DATA PROVIDED:

------------------------------------------------

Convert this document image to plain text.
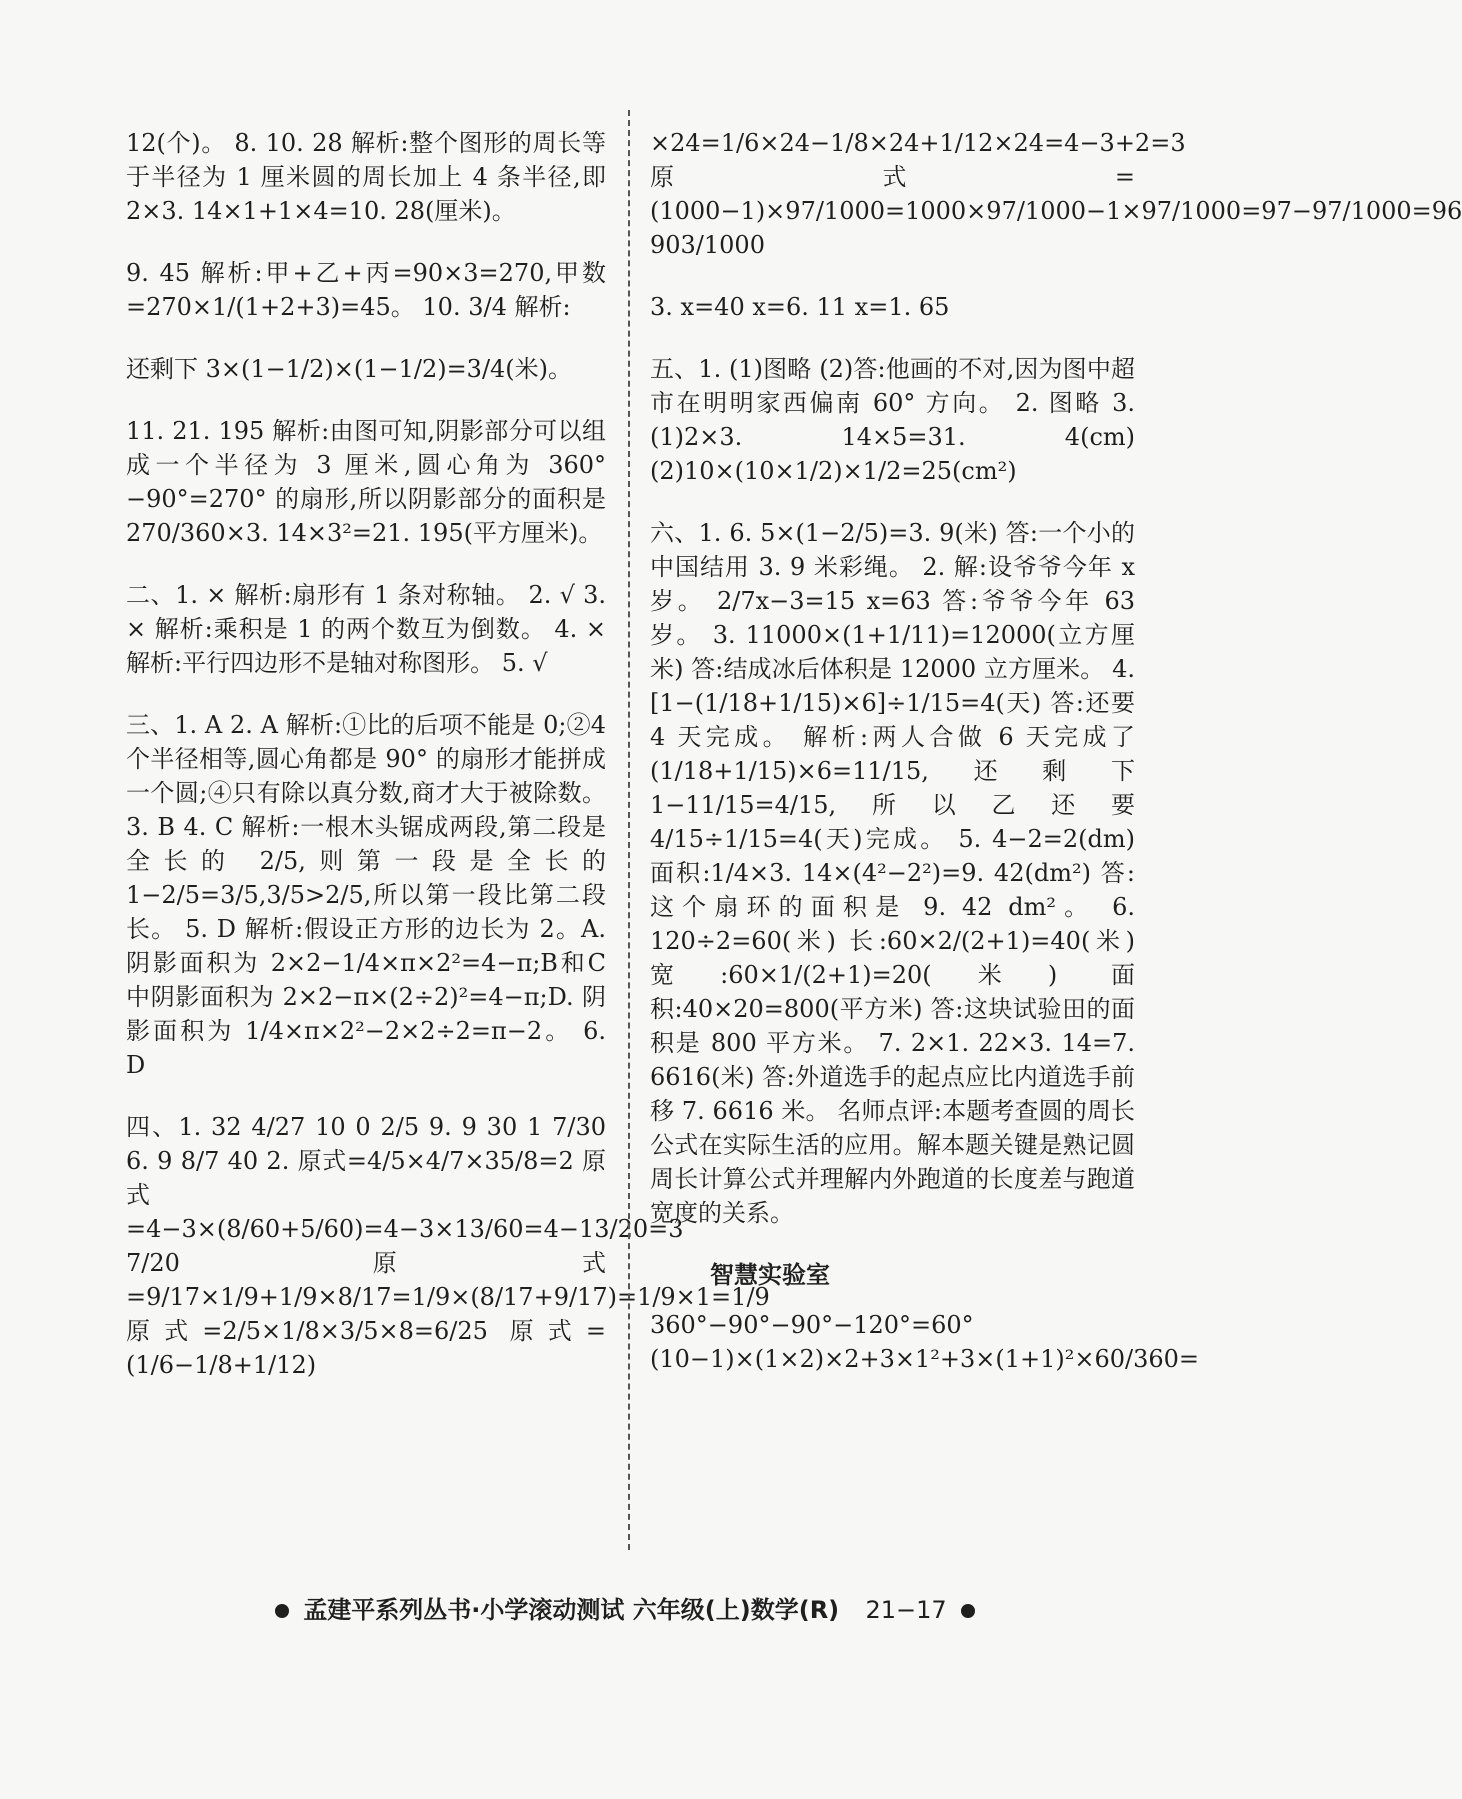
12(个)。 8. 10. 28 解析:整个图形的周长等于半径为 1 厘米圆的周长加上 4 条半径,即 2×3. 14×1+1×4=10. 28(厘米)。

9. 45 解析:甲+乙+丙=90×3=270,甲数=270×1/(1+2+3)=45。 10. 3/4 解析:

还剩下 3×(1−1/2)×(1−1/2)=3/4(米)。

11. 21. 195 解析:由图可知,阴影部分可以组成一个半径为 3 厘米,圆心角为 360°−90°=270° 的扇形,所以阴影部分的面积是 270/360×3. 14×3²=21. 195(平方厘米)。

二、1. × 解析:扇形有 1 条对称轴。 2. √ 3. × 解析:乘积是 1 的两个数互为倒数。 4. × 解析:平行四边形不是轴对称图形。 5. √

三、1. A 2. A 解析:①比的后项不能是 0;②4 个半径相等,圆心角都是 90° 的扇形才能拼成一个圆;④只有除以真分数,商才大于被除数。 3. B 4. C 解析:一根木头锯成两段,第二段是全长的 2/5,则第一段是全长的 1−2/5=3/5,3/5>2/5,所以第一段比第二段长。 5. D 解析:假设正方形的边长为 2。A. 阴影面积为 2×2−1/4×π×2²=4−π;B和C中阴影面积为 2×2−π×(2÷2)²=4−π;D. 阴影面积为 1/4×π×2²−2×2÷2=π−2。 6. D

四、1. 32 4/27 10 0 2/5 9. 9 30 1 7/30 6. 9 8/7 40 2. 原式=4/5×4/7×35/8=2 原式=4−3×(8/60+5/60)=4−3×13/60=4−13/20=3 7/20 原式=9/17×1/9+1/9×8/17=1/9×(8/17+9/17)=1/9×1=1/9 原式=2/5×1/8×3/5×8=6/25 原式=(1/6−1/8+1/12)

×24=1/6×24−1/8×24+1/12×24=4−3+2=3 原式=(1000−1)×97/1000=1000×97/1000−1×97/1000=97−97/1000=96 903/1000

3. x=40 x=6. 11 x=1. 65

五、1. (1)图略 (2)答:他画的不对,因为图中超市在明明家西偏南 60° 方向。 2. 图略 3. (1)2×3. 14×5=31. 4(cm) (2)10×(10×1/2)×1/2=25(cm²)

六、1. 6. 5×(1−2/5)=3. 9(米) 答:一个小的中国结用 3. 9 米彩绳。 2. 解:设爷爷今年 x 岁。 2/7x−3=15 x=63 答:爷爷今年 63 岁。 3. 11000×(1+1/11)=12000(立方厘米) 答:结成冰后体积是 12000 立方厘米。 4. [1−(1/18+1/15)×6]÷1/15=4(天) 答:还要 4 天完成。 解析:两人合做 6 天完成了 (1/18+1/15)×6=11/15,还剩下 1−11/15=4/15,所以乙还要 4/15÷1/15=4(天)完成。 5. 4−2=2(dm) 面积:1/4×3. 14×(4²−2²)=9. 42(dm²) 答:这个扇环的面积是 9. 42 dm²。 6. 120÷2=60(米) 长:60×2/(2+1)=40(米) 宽:60×1/(2+1)=20(米) 面积:40×20=800(平方米) 答:这块试验田的面积是 800 平方米。 7. 2×1. 22×3. 14=7. 6616(米) 答:外道选手的起点应比内道选手前移 7. 6616 米。 名师点评:本题考查圆的周长公式在实际生活的应用。解本题关键是熟记圆周长计算公式并理解内外跑道的长度差与跑道宽度的关系。

智慧实验室

360°−90°−90°−120°=60° (10−1)×(1×2)×2+3×1²+3×(1+1)²×60/360=

孟建平系列丛书·小学滚动测试 六年级(上)数学(R) 21−17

------------------------------------------------

PROBLEM DESCRIPTION: Using the data above, write out every line exactly, leaving the images behind.

RESPONSE FOR THIS EXERCISE:
Convert this document image to plain text.
12(个)。 8. 10. 28 解析:整个图形的周长等于半径为 1 厘米圆的周长加上 4 条半径,即 2×3. 14×1+1×4=10. 28(厘米)。

9. 45 解析:甲+乙+丙=90×3=270,甲数=270×1/(1+2+3)=45。 10. 3/4 解析:

还剩下 3×(1−1/2)×(1−1/2)=3/4(米)。

11. 21. 195 解析:由图可知,阴影部分可以组成一个半径为 3 厘米,圆心角为 360°−90°=270° 的扇形,所以阴影部分的面积是 270/360×3. 14×3²=21. 195(平方厘米)。

二、1. × 解析:扇形有 1 条对称轴。 2. √ 3. × 解析:乘积是 1 的两个数互为倒数。 4. × 解析:平行四边形不是轴对称图形。 5. √

三、1. A 2. A 解析:①比的后项不能是 0;②4 个半径相等,圆心角都是 90° 的扇形才能拼成一个圆;④只有除以真分数,商才大于被除数。 3. B 4. C 解析:一根木头锯成两段,第二段是全长的 2/5,则第一段是全长的 1−2/5=3/5,3/5>2/5,所以第一段比第二段长。 5. D 解析:假设正方形的边长为 2。A. 阴影面积为 2×2−1/4×π×2²=4−π;B和C中阴影面积为 2×2−π×(2÷2)²=4−π;D. 阴影面积为 1/4×π×2²−2×2÷2=π−2。 6. D

四、1. 32 4/27 10 0 2/5 9. 9 30 1 7/30 6. 9 8/7 40 2. 原式=4/5×4/7×35/8=2 原式=4−3×(8/60+5/60)=4−3×13/60=4−13/20=3 7/20 原式=9/17×1/9+1/9×8/17=1/9×(8/17+9/17)=1/9×1=1/9 原式=2/5×1/8×3/5×8=6/25 原式=(1/6−1/8+1/12)

×24=1/6×24−1/8×24+1/12×24=4−3+2=3 原式=(1000−1)×97/1000=1000×97/1000−1×97/1000=97−97/1000=96 903/1000

3. x=40 x=6. 11 x=1. 65

五、1. (1)图略 (2)答:他画的不对,因为图中超市在明明家西偏南 60° 方向。 2. 图略 3. (1)2×3. 14×5=31. 4(cm) (2)10×(10×1/2)×1/2=25(cm²)

六、1. 6. 5×(1−2/5)=3. 9(米) 答:一个小的中国结用 3. 9 米彩绳。 2. 解:设爷爷今年 x 岁。 2/7x−3=15 x=63 答:爷爷今年 63 岁。 3. 11000×(1+1/11)=12000(立方厘米) 答:结成冰后体积是 12000 立方厘米。 4. [1−(1/18+1/15)×6]÷1/15=4(天) 答:还要 4 天完成。 解析:两人合做 6 天完成了 (1/18+1/15)×6=11/15,还剩下 1−11/15=4/15,所以乙还要 4/15÷1/15=4(天)完成。 5. 4−2=2(dm) 面积:1/4×3. 14×(4²−2²)=9. 42(dm²) 答:这个扇环的面积是 9. 42 dm²。 6. 120÷2=60(米) 长:60×2/(2+1)=40(米) 宽:60×1/(2+1)=20(米) 面积:40×20=800(平方米) 答:这块试验田的面积是 800 平方米。 7. 2×1. 22×3. 14=7. 6616(米) 答:外道选手的起点应比内道选手前移 7. 6616 米。 名师点评:本题考查圆的周长公式在实际生活的应用。解本题关键是熟记圆周长计算公式并理解内外跑道的长度差与跑道宽度的关系。

智慧实验室

360°−90°−90°−120°=60° (10−1)×(1×2)×2+3×1²+3×(1+1)²×60/360=

孟建平系列丛书·小学滚动测试 六年级(上)数学(R) 21−17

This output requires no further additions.